Write out the line with "Transcribe this chart's" and every later line through the end of the data below, exactly as given, with no pictures in the copy.

SUPPLIED DATA:
-- Begin --
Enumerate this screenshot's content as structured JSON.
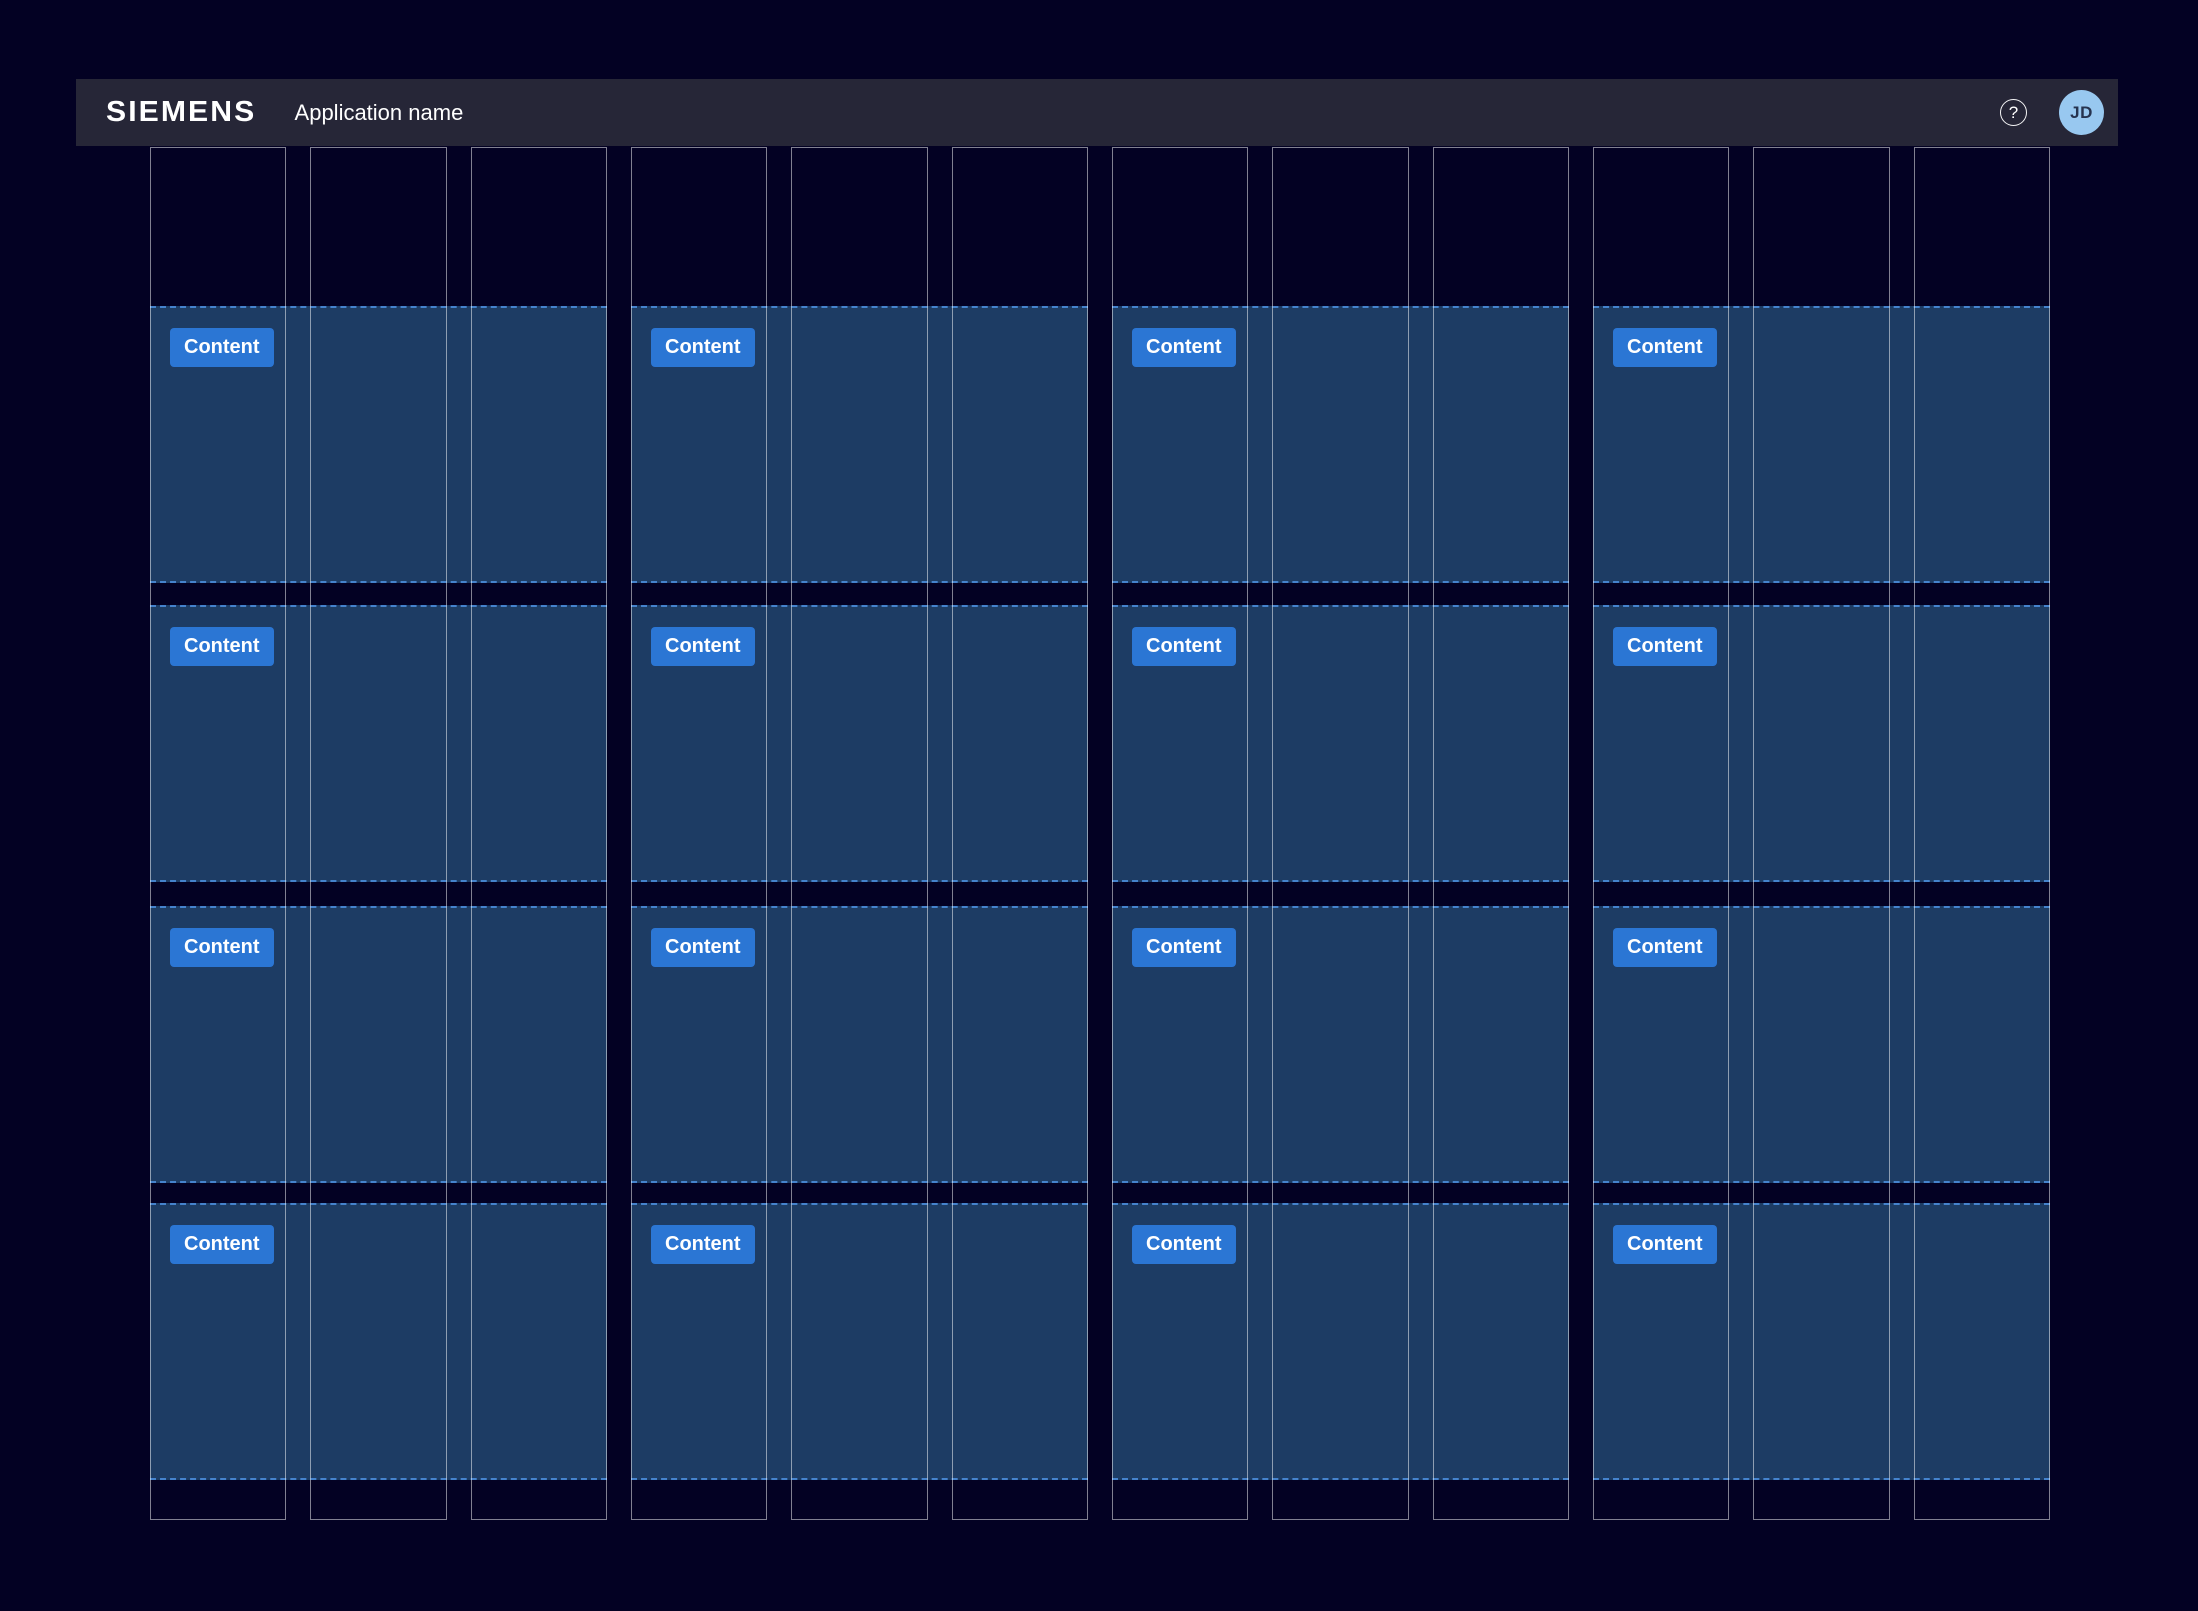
{
  "header": {
    "brand": "SIEMENS",
    "app_name": "Application name",
    "help_icon": "question-mark-circle-icon",
    "help_glyph": "?",
    "avatar_initials": "JD"
  },
  "grid": {
    "column_count": 12,
    "group_count": 4,
    "row_count": 4,
    "cards": [
      {
        "row": 0,
        "group": 0,
        "button_label": "Content"
      },
      {
        "row": 0,
        "group": 1,
        "button_label": "Content"
      },
      {
        "row": 0,
        "group": 2,
        "button_label": "Content"
      },
      {
        "row": 0,
        "group": 3,
        "button_label": "Content"
      },
      {
        "row": 1,
        "group": 0,
        "button_label": "Content"
      },
      {
        "row": 1,
        "group": 1,
        "button_label": "Content"
      },
      {
        "row": 1,
        "group": 2,
        "button_label": "Content"
      },
      {
        "row": 1,
        "group": 3,
        "button_label": "Content"
      },
      {
        "row": 2,
        "group": 0,
        "button_label": "Content"
      },
      {
        "row": 2,
        "group": 1,
        "button_label": "Content"
      },
      {
        "row": 2,
        "group": 2,
        "button_label": "Content"
      },
      {
        "row": 2,
        "group": 3,
        "button_label": "Content"
      },
      {
        "row": 3,
        "group": 0,
        "button_label": "Content"
      },
      {
        "row": 3,
        "group": 1,
        "button_label": "Content"
      },
      {
        "row": 3,
        "group": 2,
        "button_label": "Content"
      },
      {
        "row": 3,
        "group": 3,
        "button_label": "Content"
      }
    ]
  },
  "colors": {
    "page_background": "#030123",
    "header_background": "#262637",
    "header_text": "#ffffff",
    "card_background": "#1d3c64",
    "card_dashed_border": "#4583cd",
    "button_background": "#2b76d4",
    "button_text": "#ffffff",
    "avatar_background": "#98c8f0",
    "avatar_text": "#26334f",
    "column_outline": "rgba(255,255,255,0.5)"
  }
}
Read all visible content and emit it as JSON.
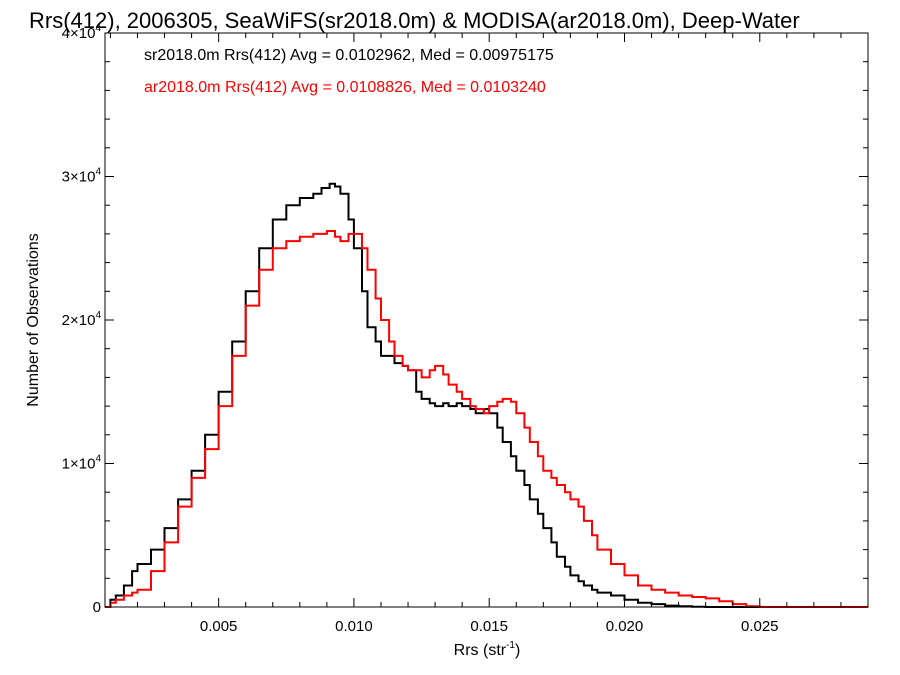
{
  "chart_data": {
    "type": "line",
    "title": "Rrs(412), 2006305, SeaWiFS(sr2018.0m) & MODISA(ar2018.0m), Deep-Water",
    "xlabel_main": "Rrs (str",
    "xlabel_sup": "-1",
    "xlabel_end": ")",
    "ylabel": "Number of Observations",
    "xlim": [
      0.0008,
      0.029
    ],
    "ylim": [
      0,
      40000
    ],
    "x_ticks": [
      {
        "value": 0.005,
        "label": "0.005"
      },
      {
        "value": 0.01,
        "label": "0.010"
      },
      {
        "value": 0.015,
        "label": "0.015"
      },
      {
        "value": 0.02,
        "label": "0.020"
      },
      {
        "value": 0.025,
        "label": "0.025"
      }
    ],
    "y_ticks": [
      {
        "value": 0,
        "label": "0",
        "sup": ""
      },
      {
        "value": 10000,
        "label": "1×10",
        "sup": "4"
      },
      {
        "value": 20000,
        "label": "2×10",
        "sup": "4"
      },
      {
        "value": 30000,
        "label": "3×10",
        "sup": "4"
      },
      {
        "value": 40000,
        "label": "4×10",
        "sup": "4"
      }
    ],
    "legend_placement": "top-left",
    "grid": false,
    "series": [
      {
        "name": "sr2018.0m Rrs(412) Avg = 0.0102962, Med = 0.00975175",
        "color": "#000000",
        "x": [
          0.0008,
          0.001,
          0.0012,
          0.0015,
          0.0018,
          0.002,
          0.0025,
          0.003,
          0.0035,
          0.004,
          0.0045,
          0.005,
          0.0055,
          0.006,
          0.0065,
          0.007,
          0.0075,
          0.008,
          0.0085,
          0.0088,
          0.0091,
          0.0093,
          0.0095,
          0.0098,
          0.01,
          0.0103,
          0.0105,
          0.0108,
          0.011,
          0.0113,
          0.0115,
          0.0118,
          0.012,
          0.0123,
          0.0125,
          0.0128,
          0.013,
          0.0133,
          0.0135,
          0.0138,
          0.014,
          0.0143,
          0.0145,
          0.0148,
          0.015,
          0.0153,
          0.0155,
          0.0158,
          0.016,
          0.0163,
          0.0165,
          0.0168,
          0.017,
          0.0173,
          0.0175,
          0.0178,
          0.018,
          0.0183,
          0.0185,
          0.0188,
          0.019,
          0.0195,
          0.02,
          0.0205,
          0.021,
          0.0215,
          0.022,
          0.0225,
          0.023,
          0.0235,
          0.024,
          0.0245,
          0.025,
          0.0255,
          0.026,
          0.029
        ],
        "y": [
          0,
          500,
          800,
          1500,
          2500,
          3000,
          4000,
          5500,
          7500,
          9500,
          12000,
          15000,
          18500,
          22000,
          25000,
          27000,
          28000,
          28500,
          28800,
          29200,
          29500,
          29300,
          28800,
          27000,
          25000,
          22000,
          19500,
          18500,
          17500,
          17500,
          17000,
          16800,
          16500,
          15000,
          14500,
          14200,
          14000,
          14200,
          14000,
          14200,
          14000,
          13800,
          13500,
          13800,
          13500,
          12500,
          11500,
          10500,
          9500,
          8500,
          7500,
          6500,
          5500,
          4500,
          3500,
          2800,
          2200,
          1800,
          1500,
          1200,
          1000,
          800,
          500,
          300,
          200,
          100,
          50,
          20,
          0,
          0,
          0,
          0,
          0,
          0,
          0,
          0
        ]
      },
      {
        "name": "ar2018.0m Rrs(412) Avg = 0.0108826, Med = 0.0103240",
        "color": "#ff0000",
        "x": [
          0.0008,
          0.001,
          0.0012,
          0.0015,
          0.0018,
          0.002,
          0.0025,
          0.003,
          0.0035,
          0.004,
          0.0045,
          0.005,
          0.0055,
          0.006,
          0.0065,
          0.007,
          0.0075,
          0.008,
          0.0085,
          0.009,
          0.0093,
          0.0095,
          0.0098,
          0.01,
          0.0103,
          0.0105,
          0.0108,
          0.011,
          0.0113,
          0.0115,
          0.0118,
          0.012,
          0.0123,
          0.0125,
          0.0128,
          0.013,
          0.0133,
          0.0135,
          0.0138,
          0.014,
          0.0143,
          0.0145,
          0.0148,
          0.015,
          0.0153,
          0.0155,
          0.0158,
          0.016,
          0.0163,
          0.0165,
          0.0168,
          0.017,
          0.0173,
          0.0175,
          0.0178,
          0.018,
          0.0183,
          0.0185,
          0.0188,
          0.019,
          0.0195,
          0.02,
          0.0205,
          0.021,
          0.0215,
          0.022,
          0.0225,
          0.023,
          0.0235,
          0.024,
          0.0245,
          0.025,
          0.0255,
          0.026,
          0.0265,
          0.029
        ],
        "y": [
          0,
          300,
          500,
          800,
          1000,
          1200,
          2500,
          4500,
          7000,
          9000,
          11000,
          14000,
          17500,
          21000,
          23500,
          25000,
          25500,
          25800,
          26000,
          26200,
          25800,
          25500,
          26000,
          26000,
          25000,
          23500,
          21500,
          20000,
          18500,
          17500,
          16800,
          16500,
          16500,
          16000,
          16500,
          16800,
          16200,
          15500,
          15000,
          14500,
          14000,
          13800,
          13500,
          14000,
          14300,
          14500,
          14300,
          13500,
          12500,
          11500,
          10500,
          9500,
          9000,
          8500,
          8000,
          7500,
          7000,
          6000,
          5000,
          4000,
          3000,
          2200,
          1500,
          1200,
          1000,
          800,
          700,
          600,
          400,
          200,
          50,
          0,
          0,
          0,
          0,
          0
        ]
      }
    ]
  }
}
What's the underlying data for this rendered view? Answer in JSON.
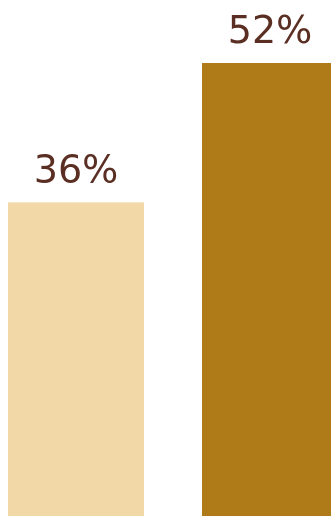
{
  "chart_data": {
    "type": "bar",
    "categories": [
      "",
      ""
    ],
    "values": [
      36,
      52
    ],
    "value_labels": [
      "36%",
      "52%"
    ],
    "ylim": [
      0,
      52
    ],
    "grid": false,
    "colors": [
      "#f1d8a6",
      "#af7a18"
    ],
    "label_color": "#5a2e22"
  }
}
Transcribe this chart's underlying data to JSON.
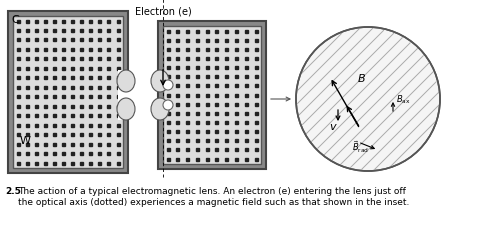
{
  "bg_color": "#ffffff",
  "label_C": "C",
  "label_W": "W",
  "label_electron": "Electron (e)",
  "label_B": "B",
  "label_v": "v",
  "caption_bold": "2.5",
  "caption_text": " The action of a typical electromagnetic lens. An electron (e) entering the lens just off\nthe optical axis (dotted) experiences a magnetic field such as that shown in the inset.",
  "outer_border_color": "#666666",
  "inner_fill_color": "#bbbbbb",
  "inner_border_color": "#888888",
  "dot_color": "#222222",
  "hatch_color": "#999999",
  "arrow_color": "#111111"
}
-- End --
TASK RESULT:
Transcribe this chart's underlying data to JSON.
{
  "bg_color": "#ffffff",
  "label_C": "C",
  "label_W": "W",
  "label_electron": "Electron (e)",
  "label_B": "B",
  "label_v": "v",
  "caption_bold": "2.5",
  "caption_text": " The action of a typical electromagnetic lens. An electron (e) entering the lens just off\nthe optical axis (dotted) experiences a magnetic field such as that shown in the inset.",
  "outer_border_color": "#666666",
  "inner_fill_color": "#bbbbbb",
  "inner_border_color": "#888888",
  "dot_color": "#222222",
  "hatch_color": "#999999",
  "arrow_color": "#111111"
}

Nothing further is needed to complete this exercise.